[Document text]
>>>

Rising demand for managers
Accelerated tech adoption across sectors, coupled with the shifting nature of work, from the centralised controlled workforce to the emergence of remote-first distributed teams (gig, part-time and full-time), is the big change in business.
“The tech adoption is enabling businesses to prioritise agendas such as digital transformation, automation drives, CX initiatives, and data analytics programmes. While the world, in general, is attempting to shake off the after-effects of the pandemic even as the latest surge is being managed, we see leaders getting down to driving progress towards tangible milestones in transformation.
"This requires planning, gaining alignment with teams, and securing a commitment from every individual in the organisation. Leaders expect capable managers to execute these actions. This also means that significant change management challenges must be overcome by each manager in the business ecosystem to adapt and move forward,” says Vijaykumar.
Challenges faced by middle management
Middle management are struggling too, with recent reports showing that this segment has borne the brunt of work in the pandemic.
A survey by Slack of 9,000 knowledge workers last year showed that middle managers felt the most amount of stress with remote working compared to senior management and individual contributors. They also had the lowest scores in productivity and overall satisfaction.
Burnout can trickle down and managers unable to handle the transition well could conversely impact their juniors.
They also struggle with a variety of strategic and people leadership issues.
Vijaykumar says the most prominent is about internalising the strategic agenda of the firm and being able to translate that vision into actional plans for the team, boundary-spanning abilities to set, and drive an agenda that can bring significant value to the organisation.
Also needed is gaining alignment from the various teams in their span of control through influential conversations, securing a commitment from the teams through an inspirational yet direct approach to execution, offering developmental feedback to senior members of the team and instilling behaviour of high-performing teams.

<<<

[Data section]
>>>

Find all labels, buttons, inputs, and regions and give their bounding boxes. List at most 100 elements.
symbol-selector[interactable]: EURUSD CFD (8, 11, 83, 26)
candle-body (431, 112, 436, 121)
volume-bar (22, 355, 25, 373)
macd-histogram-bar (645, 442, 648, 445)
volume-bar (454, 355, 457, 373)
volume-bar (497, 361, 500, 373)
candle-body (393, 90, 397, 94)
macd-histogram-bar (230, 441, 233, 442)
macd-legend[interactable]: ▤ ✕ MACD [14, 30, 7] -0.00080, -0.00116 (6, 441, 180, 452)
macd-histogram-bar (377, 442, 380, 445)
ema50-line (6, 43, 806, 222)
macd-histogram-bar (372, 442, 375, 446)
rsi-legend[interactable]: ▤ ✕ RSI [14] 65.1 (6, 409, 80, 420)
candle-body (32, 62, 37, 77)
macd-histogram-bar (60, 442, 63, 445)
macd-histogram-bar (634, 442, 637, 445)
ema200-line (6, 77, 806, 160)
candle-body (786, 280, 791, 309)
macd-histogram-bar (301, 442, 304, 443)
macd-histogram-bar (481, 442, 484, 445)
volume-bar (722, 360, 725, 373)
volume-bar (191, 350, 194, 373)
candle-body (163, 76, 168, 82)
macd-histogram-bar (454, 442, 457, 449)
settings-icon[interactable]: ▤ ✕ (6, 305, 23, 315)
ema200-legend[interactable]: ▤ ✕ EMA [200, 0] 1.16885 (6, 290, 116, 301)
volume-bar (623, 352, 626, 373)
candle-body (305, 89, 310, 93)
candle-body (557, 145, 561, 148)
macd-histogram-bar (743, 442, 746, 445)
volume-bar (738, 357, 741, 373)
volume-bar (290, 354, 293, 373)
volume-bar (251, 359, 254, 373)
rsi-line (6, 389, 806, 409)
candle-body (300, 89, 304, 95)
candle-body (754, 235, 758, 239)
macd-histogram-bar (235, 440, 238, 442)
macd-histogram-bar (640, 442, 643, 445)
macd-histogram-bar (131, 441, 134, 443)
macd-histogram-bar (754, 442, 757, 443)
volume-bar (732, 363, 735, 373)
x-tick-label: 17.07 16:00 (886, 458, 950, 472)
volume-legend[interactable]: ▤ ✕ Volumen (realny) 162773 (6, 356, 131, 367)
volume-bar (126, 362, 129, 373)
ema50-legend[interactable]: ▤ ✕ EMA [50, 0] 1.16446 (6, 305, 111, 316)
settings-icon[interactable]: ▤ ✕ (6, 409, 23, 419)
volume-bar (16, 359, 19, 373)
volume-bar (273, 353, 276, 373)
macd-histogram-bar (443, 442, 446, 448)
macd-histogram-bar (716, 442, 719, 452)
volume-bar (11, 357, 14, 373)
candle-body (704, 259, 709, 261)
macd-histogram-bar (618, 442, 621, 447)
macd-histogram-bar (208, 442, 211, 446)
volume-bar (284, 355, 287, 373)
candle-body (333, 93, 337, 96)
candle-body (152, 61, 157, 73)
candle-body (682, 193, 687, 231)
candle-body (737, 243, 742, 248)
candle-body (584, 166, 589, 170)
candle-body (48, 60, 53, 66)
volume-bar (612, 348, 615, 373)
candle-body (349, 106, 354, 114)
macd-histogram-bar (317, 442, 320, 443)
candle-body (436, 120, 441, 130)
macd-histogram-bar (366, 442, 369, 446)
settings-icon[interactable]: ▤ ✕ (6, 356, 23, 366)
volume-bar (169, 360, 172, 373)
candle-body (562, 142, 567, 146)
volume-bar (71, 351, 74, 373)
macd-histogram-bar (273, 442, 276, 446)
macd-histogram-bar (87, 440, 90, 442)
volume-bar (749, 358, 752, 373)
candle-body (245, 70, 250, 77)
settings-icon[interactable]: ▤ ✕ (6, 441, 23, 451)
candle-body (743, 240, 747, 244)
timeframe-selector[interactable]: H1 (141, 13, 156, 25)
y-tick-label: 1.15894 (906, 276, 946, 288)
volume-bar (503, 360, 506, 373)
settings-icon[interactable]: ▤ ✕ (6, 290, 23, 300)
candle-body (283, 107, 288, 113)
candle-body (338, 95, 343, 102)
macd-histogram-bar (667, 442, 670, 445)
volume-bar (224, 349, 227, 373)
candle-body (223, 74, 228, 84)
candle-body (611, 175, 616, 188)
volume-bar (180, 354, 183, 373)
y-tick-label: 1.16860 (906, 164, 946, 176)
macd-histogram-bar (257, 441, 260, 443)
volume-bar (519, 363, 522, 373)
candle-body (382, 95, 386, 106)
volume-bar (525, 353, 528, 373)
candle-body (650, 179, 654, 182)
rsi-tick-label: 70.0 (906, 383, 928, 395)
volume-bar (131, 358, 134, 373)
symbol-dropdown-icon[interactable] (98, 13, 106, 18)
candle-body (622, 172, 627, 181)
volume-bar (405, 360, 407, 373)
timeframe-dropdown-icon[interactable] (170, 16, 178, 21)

<<<

[Work to complete]
- A) From the text on demand for managers, list every agenda that tech adoption lets businesses put first.
- B) Please copy the text on demand for managers from "They also struggle" up to and including "of high-performing teams.".
- C) Write what comes next in the text on demand for managers, picking up after its final sentence.
The data is not needed for anything here.

[Results by task]
- A)
- digital transformation
- automation drives
- CX initiatives
- data analytics programmes

- B)
They also struggle with a variety of strategic and people leadership issues.
Vijaykumar says the most prominent is about internalising the strategic agenda of the firm and being able to translate that vision into actional plans for the team, boundary-spanning abilities to set, and drive an agenda that can bring significant value to the organisation.
Also needed is gaining alignment from the various teams in their span of control through influential conversations, securing a commitment from the teams through an inspirational yet direct approach to execution, offering developmental feedback to senior members of the team and instilling behaviour of high-performing teams.

- C)
Helping mid managers become better leaders in the future of work
So how do organisations help them become better leaders in the future of work?
Fan says management development is traditionally outdated, expensive and inaccessible.
Delivery model doesn't iterate and serve for the fast-paced nature of a hypergrowth company. “If you jump from being an individual contributor to a leader of 10 in less than 18 months, you don't have time to do a 2-year degree,” he says.
Fan suggests the following tips for managers to become better leaders.
Cross-cultural exposure: A diversity of experiences helps them relate to people, empathise and gain broader perspectives beyond their immediate domain or geographic location
Resilience: In a VUCA (Volatility, Uncertainty, Complexity, Ambiguity) world, leaders who can navigate volatility, uncertainty and complexity and ambiguity can scale themselves and their teams more effectively.
People skills: Organisations are ultimately comprised of human beings, being able to influence, persuade, inspire and uplift others is key to a better future of work.
Managers can be enabled for these seemingly stretch goals and tasks through continuous development, says Vijaykumar.
“The development offered must be targeted towards outcomes that matter to the business, must be performance-oriented and not merely learning-oriented, must offer individualised performance support through mechanisms such as coaching, and must offer multiple avenues of development such as practicing critical skills, using mental models etc,” he adds.